◆ WORK TO COMPLETE
Please write out the complete listing that follows, exactly as it reads.

-*-*-

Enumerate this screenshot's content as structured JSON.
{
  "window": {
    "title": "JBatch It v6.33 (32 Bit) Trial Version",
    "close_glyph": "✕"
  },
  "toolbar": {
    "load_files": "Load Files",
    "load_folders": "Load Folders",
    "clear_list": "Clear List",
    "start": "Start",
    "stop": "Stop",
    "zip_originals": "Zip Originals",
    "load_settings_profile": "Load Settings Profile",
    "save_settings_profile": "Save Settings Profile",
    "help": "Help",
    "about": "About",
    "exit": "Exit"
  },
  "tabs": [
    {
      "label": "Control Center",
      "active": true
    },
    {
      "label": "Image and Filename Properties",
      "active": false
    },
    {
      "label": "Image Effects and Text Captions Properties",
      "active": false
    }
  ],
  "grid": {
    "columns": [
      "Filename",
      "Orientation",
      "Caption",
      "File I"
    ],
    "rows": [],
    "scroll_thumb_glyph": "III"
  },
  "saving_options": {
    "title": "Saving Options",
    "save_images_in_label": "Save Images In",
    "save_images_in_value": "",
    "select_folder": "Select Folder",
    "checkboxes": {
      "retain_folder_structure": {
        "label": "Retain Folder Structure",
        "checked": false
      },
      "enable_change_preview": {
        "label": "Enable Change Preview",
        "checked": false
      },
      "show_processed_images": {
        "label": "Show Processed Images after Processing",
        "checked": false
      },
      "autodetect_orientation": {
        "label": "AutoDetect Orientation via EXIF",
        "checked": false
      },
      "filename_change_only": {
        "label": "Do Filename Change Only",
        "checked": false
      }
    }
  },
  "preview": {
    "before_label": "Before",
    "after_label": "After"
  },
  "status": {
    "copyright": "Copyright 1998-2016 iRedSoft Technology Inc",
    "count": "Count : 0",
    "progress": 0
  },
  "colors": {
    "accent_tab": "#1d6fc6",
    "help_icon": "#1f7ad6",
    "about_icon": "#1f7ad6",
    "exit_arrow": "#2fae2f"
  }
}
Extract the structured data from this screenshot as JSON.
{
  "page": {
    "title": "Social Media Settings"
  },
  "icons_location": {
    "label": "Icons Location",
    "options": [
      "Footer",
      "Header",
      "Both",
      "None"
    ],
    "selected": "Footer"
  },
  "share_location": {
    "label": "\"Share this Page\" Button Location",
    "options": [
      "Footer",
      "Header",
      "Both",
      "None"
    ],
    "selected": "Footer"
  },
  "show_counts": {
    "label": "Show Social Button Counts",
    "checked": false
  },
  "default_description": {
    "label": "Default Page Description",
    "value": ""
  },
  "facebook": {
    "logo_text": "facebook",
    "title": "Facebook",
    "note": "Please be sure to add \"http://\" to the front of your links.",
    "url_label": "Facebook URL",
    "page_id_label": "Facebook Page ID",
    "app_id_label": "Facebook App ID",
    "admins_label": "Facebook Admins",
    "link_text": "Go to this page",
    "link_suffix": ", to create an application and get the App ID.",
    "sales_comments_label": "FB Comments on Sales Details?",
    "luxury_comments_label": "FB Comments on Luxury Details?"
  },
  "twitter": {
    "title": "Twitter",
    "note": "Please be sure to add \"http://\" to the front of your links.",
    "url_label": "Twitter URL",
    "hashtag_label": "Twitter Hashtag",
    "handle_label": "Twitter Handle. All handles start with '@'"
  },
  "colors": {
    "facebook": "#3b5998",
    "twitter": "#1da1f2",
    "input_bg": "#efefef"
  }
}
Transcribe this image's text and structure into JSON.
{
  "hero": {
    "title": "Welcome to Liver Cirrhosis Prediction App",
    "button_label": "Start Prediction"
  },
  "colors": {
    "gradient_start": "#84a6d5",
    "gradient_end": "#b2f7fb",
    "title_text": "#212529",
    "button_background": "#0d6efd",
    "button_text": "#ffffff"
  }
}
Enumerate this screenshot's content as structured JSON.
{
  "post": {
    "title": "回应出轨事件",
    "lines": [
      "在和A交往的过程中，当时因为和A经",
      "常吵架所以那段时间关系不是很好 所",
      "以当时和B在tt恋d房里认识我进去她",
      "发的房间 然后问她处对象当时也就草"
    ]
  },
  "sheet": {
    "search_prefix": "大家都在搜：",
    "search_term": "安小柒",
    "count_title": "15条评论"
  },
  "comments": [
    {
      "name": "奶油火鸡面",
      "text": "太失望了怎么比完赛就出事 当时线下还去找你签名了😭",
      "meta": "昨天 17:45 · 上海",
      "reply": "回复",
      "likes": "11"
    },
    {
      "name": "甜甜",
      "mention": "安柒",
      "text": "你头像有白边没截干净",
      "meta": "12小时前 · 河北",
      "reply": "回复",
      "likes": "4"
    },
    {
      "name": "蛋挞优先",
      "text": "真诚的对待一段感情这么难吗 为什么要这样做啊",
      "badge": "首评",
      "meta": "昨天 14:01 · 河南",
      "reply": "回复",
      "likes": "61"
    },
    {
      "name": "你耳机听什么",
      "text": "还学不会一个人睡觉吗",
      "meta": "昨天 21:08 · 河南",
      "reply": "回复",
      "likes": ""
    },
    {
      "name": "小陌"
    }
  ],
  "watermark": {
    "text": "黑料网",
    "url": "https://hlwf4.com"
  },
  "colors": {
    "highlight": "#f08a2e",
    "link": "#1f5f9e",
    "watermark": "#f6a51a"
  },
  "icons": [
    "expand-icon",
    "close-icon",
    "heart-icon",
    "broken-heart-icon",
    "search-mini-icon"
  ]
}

-*-*-

◆ TASK SOLUTION
Enumerate this screenshot's content as structured JSON.
{
  "window": {
    "title": "JBatch It v6.33 (32 Bit) Trial Version",
    "close_glyph": "✕"
  },
  "toolbar": {
    "load_files": "Load Files",
    "load_folders": "Load Folders",
    "clear_list": "Clear List",
    "start": "Start",
    "stop": "Stop",
    "zip_originals": "Zip Originals",
    "load_settings_profile": "Load Settings Profile",
    "save_settings_profile": "Save Settings Profile",
    "help": "Help",
    "about": "About",
    "exit": "Exit"
  },
  "tabs": [
    {
      "label": "Control Center",
      "active": true
    },
    {
      "label": "Image and Filename Properties",
      "active": false
    },
    {
      "label": "Image Effects and Text Captions Properties",
      "active": false
    }
  ],
  "grid": {
    "columns": [
      "Filename",
      "Orientation",
      "Caption",
      "File I"
    ],
    "rows": [],
    "scroll_thumb_glyph": "III"
  },
  "saving_options": {
    "title": "Saving Options",
    "save_images_in_label": "Save Images In",
    "save_images_in_value": "",
    "select_folder": "Select Folder",
    "checkboxes": {
      "retain_folder_structure": {
        "label": "Retain Folder Structure",
        "checked": false
      },
      "enable_change_preview": {
        "label": "Enable Change Preview",
        "checked": false
      },
      "show_processed_images": {
        "label": "Show Processed Images after Processing",
        "checked": false
      },
      "autodetect_orientation": {
        "label": "AutoDetect Orientation via EXIF",
        "checked": false
      },
      "filename_change_only": {
        "label": "Do Filename Change Only",
        "checked": false
      }
    }
  },
  "preview": {
    "before_label": "Before",
    "after_label": "After"
  },
  "status": {
    "copyright": "Copyright 1998-2016 iRedSoft Technology Inc",
    "count": "Count : 0",
    "progress": 0
  },
  "colors": {
    "accent_tab": "#1d6fc6",
    "help_icon": "#1f7ad6",
    "about_icon": "#1f7ad6",
    "exit_arrow": "#2fae2f"
  }
}
Extract the structured data from this screenshot as JSON.
{
  "page": {
    "title": "Social Media Settings"
  },
  "icons_location": {
    "label": "Icons Location",
    "options": [
      "Footer",
      "Header",
      "Both",
      "None"
    ],
    "selected": "Footer"
  },
  "share_location": {
    "label": "\"Share this Page\" Button Location",
    "options": [
      "Footer",
      "Header",
      "Both",
      "None"
    ],
    "selected": "Footer"
  },
  "show_counts": {
    "label": "Show Social Button Counts",
    "checked": false
  },
  "default_description": {
    "label": "Default Page Description",
    "value": ""
  },
  "facebook": {
    "logo_text": "facebook",
    "title": "Facebook",
    "note": "Please be sure to add \"http://\" to the front of your links.",
    "url_label": "Facebook URL",
    "page_id_label": "Facebook Page ID",
    "app_id_label": "Facebook App ID",
    "admins_label": "Facebook Admins",
    "link_text": "Go to this page",
    "link_suffix": ", to create an application and get the App ID.",
    "sales_comments_label": "FB Comments on Sales Details?",
    "luxury_comments_label": "FB Comments on Luxury Details?"
  },
  "twitter": {
    "title": "Twitter",
    "note": "Please be sure to add \"http://\" to the front of your links.",
    "url_label": "Twitter URL",
    "hashtag_label": "Twitter Hashtag",
    "handle_label": "Twitter Handle. All handles start with '@'"
  },
  "colors": {
    "facebook": "#3b5998",
    "twitter": "#1da1f2",
    "input_bg": "#efefef"
  }
}
Transcribe this image's text and structure into JSON.
{
  "hero": {
    "title": "Welcome to Liver Cirrhosis Prediction App",
    "button_label": "Start Prediction"
  },
  "colors": {
    "gradient_start": "#84a6d5",
    "gradient_end": "#b2f7fb",
    "title_text": "#212529",
    "button_background": "#0d6efd",
    "button_text": "#ffffff"
  }
}
Enumerate this screenshot's content as structured JSON.
{
  "post": {
    "title": "回应出轨事件",
    "lines": [
      "在和A交往的过程中，当时因为和A经",
      "常吵架所以那段时间关系不是很好 所",
      "以当时和B在tt恋d房里认识我进去她",
      "发的房间 然后问她处对象当时也就草"
    ]
  },
  "sheet": {
    "search_prefix": "大家都在搜：",
    "search_term": "安小柒",
    "count_title": "15条评论"
  },
  "comments": [
    {
      "name": "奶油火鸡面",
      "text": "太失望了怎么比完赛就出事 当时线下还去找你签名了😭",
      "meta": "昨天 17:45 · 上海",
      "reply": "回复",
      "likes": "11"
    },
    {
      "name": "甜甜",
      "mention": "安柒",
      "text": "你头像有白边没截干净",
      "meta": "12小时前 · 河北",
      "reply": "回复",
      "likes": "4"
    },
    {
      "name": "蛋挞优先",
      "text": "真诚的对待一段感情这么难吗 为什么要这样做啊",
      "badge": "首评",
      "meta": "昨天 14:01 · 河南",
      "reply": "回复",
      "likes": "61"
    },
    {
      "name": "你耳机听什么",
      "text": "还学不会一个人睡觉吗",
      "meta": "昨天 21:08 · 河南",
      "reply": "回复",
      "likes": ""
    },
    {
      "name": "小陌"
    }
  ],
  "watermark": {
    "text": "黑料网",
    "url": "https://hlwf4.com"
  },
  "colors": {
    "highlight": "#f08a2e",
    "link": "#1f5f9e",
    "watermark": "#f6a51a"
  },
  "icons": [
    "expand-icon",
    "close-icon",
    "heart-icon",
    "broken-heart-icon",
    "search-mini-icon"
  ]
}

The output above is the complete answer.